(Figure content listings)
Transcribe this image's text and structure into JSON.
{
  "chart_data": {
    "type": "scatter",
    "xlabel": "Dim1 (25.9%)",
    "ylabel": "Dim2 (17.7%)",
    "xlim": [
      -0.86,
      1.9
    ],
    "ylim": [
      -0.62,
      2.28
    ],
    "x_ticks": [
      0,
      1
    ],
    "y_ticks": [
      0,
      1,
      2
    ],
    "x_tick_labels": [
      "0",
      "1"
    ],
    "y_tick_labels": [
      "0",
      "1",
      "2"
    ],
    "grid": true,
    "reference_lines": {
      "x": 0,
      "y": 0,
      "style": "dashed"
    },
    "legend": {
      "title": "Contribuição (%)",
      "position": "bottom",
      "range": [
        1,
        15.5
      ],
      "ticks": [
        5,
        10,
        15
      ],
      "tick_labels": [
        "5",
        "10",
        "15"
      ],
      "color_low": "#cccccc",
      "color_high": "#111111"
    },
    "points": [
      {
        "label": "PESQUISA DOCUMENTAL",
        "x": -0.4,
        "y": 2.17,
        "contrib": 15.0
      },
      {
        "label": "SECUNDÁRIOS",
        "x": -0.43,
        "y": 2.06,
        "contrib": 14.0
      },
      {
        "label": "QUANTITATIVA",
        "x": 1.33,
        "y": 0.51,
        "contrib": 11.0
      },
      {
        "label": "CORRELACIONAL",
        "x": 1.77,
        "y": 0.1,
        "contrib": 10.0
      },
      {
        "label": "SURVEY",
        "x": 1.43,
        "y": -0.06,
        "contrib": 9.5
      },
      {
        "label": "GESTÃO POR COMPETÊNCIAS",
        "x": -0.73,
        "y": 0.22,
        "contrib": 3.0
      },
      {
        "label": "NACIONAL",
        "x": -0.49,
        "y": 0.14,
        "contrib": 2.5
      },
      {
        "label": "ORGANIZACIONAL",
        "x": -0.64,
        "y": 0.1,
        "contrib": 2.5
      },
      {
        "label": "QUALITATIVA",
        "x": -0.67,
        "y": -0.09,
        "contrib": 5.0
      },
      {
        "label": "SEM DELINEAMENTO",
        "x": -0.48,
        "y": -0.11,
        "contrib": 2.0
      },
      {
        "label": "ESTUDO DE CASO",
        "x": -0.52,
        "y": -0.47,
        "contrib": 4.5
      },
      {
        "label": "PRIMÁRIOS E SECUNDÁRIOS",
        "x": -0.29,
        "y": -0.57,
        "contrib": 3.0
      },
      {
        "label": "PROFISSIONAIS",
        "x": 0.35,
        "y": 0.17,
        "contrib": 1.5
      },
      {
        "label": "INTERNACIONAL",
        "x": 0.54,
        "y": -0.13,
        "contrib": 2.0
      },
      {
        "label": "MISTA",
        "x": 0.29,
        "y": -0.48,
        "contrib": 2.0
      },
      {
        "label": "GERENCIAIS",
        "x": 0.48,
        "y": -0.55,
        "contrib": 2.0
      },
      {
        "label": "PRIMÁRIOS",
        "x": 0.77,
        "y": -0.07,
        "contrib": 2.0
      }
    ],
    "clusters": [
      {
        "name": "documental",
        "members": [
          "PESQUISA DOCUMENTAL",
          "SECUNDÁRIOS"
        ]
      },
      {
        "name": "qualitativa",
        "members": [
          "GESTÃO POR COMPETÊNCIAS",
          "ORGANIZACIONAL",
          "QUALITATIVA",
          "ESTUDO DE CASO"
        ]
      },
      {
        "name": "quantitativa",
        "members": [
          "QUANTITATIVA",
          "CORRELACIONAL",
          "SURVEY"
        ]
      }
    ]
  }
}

▸ EXERCISE AIM
Locate all lines in the listing above with the word "name". Copy them.

▸ SOLUTION
        "name": "documental",
        "name": "qualitativa",
        "name": "quantitativa",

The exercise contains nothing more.